__DATASET ROWS__
+ + + + + + +
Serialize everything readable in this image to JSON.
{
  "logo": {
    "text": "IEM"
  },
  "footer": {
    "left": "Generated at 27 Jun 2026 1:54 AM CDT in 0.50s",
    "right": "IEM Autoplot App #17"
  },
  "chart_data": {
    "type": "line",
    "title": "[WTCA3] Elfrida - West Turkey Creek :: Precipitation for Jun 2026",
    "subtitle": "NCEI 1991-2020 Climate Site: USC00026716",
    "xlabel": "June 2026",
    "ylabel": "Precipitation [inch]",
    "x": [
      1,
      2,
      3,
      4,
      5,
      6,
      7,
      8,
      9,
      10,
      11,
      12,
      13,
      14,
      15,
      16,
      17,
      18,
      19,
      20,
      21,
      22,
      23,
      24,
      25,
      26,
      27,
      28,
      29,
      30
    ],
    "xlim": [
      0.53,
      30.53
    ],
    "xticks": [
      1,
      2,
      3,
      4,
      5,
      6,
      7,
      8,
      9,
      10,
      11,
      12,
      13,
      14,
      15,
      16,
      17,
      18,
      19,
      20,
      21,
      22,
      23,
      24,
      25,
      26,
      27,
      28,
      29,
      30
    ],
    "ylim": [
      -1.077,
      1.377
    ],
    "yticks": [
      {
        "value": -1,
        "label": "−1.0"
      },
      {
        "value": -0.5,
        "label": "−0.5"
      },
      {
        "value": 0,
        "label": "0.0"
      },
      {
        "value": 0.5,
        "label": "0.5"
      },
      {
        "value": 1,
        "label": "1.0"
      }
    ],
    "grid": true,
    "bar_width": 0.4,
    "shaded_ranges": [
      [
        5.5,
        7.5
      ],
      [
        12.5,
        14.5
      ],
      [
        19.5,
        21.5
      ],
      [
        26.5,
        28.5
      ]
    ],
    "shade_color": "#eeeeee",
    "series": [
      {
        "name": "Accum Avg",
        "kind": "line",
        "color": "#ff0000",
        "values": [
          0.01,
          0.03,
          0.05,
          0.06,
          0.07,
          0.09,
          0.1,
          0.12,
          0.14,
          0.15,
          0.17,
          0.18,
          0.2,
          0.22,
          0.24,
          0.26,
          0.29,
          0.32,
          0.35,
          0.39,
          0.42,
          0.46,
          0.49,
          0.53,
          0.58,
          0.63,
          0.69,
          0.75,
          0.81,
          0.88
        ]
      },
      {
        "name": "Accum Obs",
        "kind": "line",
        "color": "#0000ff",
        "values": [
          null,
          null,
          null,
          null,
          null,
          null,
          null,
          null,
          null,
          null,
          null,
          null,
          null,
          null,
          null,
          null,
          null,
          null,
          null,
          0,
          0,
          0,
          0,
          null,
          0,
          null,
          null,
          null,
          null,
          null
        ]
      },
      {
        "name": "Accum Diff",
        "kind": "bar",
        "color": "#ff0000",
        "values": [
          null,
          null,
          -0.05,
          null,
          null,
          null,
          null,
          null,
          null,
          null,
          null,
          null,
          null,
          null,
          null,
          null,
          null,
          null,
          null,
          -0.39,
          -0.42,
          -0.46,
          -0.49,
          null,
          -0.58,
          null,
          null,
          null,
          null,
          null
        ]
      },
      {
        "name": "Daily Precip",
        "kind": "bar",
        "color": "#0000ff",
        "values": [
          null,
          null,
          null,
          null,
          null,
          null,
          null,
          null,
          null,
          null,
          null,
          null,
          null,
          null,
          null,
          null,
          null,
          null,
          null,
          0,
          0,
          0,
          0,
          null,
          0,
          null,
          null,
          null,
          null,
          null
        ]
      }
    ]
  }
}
+ + + + + + +
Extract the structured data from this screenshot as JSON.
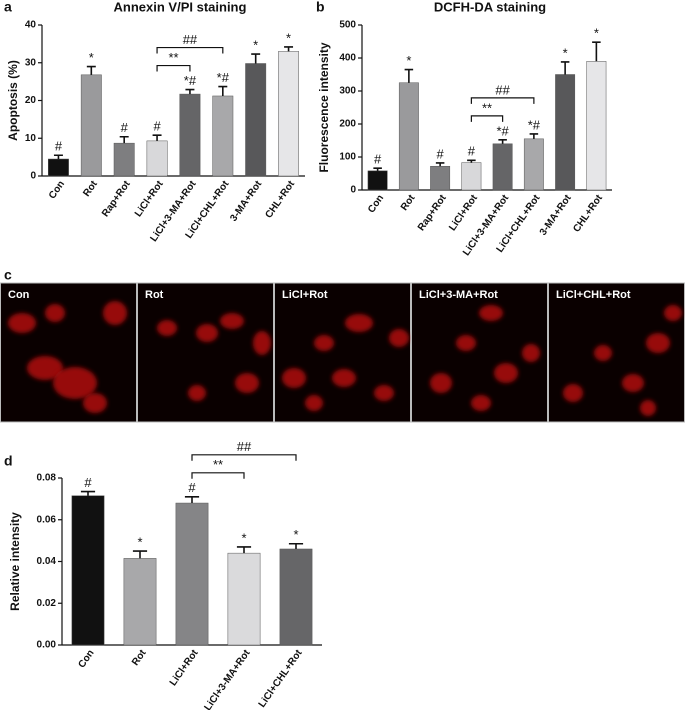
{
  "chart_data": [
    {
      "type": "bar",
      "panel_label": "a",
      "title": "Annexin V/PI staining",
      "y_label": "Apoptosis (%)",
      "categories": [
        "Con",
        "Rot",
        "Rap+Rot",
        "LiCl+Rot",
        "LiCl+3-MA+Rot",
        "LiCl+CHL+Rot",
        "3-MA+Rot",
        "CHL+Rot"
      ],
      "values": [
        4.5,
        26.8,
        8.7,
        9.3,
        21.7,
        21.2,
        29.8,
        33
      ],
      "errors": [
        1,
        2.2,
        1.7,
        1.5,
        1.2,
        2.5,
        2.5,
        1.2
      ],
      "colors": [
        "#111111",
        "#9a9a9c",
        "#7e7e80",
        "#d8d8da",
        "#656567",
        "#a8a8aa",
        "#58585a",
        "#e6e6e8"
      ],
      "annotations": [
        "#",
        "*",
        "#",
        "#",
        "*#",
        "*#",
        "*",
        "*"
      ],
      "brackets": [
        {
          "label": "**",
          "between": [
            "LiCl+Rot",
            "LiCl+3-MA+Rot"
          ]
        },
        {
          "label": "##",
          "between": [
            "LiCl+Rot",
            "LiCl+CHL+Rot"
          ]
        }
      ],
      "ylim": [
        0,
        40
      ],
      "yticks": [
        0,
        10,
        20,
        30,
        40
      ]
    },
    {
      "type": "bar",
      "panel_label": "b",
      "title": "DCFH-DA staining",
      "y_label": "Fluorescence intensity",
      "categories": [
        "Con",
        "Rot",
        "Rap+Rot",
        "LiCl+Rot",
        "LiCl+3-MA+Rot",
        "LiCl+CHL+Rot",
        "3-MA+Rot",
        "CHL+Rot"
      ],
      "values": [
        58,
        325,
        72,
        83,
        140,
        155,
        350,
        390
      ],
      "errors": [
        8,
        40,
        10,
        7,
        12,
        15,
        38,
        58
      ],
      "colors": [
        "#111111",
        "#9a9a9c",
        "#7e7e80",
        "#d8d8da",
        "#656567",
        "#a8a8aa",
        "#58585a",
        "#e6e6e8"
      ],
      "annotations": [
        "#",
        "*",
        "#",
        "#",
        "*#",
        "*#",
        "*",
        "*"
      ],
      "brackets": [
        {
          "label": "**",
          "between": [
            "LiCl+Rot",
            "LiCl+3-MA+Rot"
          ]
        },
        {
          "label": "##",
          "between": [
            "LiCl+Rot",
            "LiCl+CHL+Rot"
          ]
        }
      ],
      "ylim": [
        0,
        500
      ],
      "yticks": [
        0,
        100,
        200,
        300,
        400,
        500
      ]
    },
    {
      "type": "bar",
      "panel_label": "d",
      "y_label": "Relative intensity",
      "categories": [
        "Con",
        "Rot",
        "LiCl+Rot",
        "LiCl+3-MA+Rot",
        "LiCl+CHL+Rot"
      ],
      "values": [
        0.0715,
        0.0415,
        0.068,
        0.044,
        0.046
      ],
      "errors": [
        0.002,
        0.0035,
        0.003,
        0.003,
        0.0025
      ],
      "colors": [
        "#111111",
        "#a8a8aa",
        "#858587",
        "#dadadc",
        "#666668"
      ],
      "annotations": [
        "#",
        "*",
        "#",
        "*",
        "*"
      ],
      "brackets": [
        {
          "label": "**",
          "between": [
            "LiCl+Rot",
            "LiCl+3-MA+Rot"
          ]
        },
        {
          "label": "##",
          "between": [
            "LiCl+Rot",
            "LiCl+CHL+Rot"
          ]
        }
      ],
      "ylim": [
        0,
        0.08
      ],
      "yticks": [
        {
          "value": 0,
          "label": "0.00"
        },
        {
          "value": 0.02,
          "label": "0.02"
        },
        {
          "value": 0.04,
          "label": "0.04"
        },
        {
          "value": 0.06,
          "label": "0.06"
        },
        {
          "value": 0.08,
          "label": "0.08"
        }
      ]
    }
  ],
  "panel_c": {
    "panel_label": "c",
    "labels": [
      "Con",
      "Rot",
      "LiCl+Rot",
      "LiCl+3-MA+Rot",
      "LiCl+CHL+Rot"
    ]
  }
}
+ + + + + + +
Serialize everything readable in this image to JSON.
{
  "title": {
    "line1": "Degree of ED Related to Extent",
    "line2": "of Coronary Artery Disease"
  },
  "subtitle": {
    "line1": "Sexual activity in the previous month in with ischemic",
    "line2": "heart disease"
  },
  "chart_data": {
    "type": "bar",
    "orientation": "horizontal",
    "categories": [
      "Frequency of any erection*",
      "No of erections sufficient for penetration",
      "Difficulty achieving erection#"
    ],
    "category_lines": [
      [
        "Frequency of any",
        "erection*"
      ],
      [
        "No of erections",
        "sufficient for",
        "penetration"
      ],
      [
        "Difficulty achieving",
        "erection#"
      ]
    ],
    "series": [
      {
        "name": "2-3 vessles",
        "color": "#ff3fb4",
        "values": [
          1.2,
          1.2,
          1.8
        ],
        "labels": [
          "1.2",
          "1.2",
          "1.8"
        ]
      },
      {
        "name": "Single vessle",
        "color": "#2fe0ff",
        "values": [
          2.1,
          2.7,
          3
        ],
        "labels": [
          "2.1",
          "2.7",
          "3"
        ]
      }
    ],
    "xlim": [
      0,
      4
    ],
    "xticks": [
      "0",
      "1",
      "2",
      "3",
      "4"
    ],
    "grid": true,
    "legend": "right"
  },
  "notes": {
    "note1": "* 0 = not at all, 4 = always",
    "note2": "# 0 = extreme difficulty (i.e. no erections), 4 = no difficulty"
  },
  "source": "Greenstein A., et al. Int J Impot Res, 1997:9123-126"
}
+ + + + + + +
__INSTRUCTIONS TO FOLLOW__
Using the records above, copy each line that contains "right".

__SOLVED EXERCISE__
    "right": "IEM Autoplot App #17"
    "legend": "right"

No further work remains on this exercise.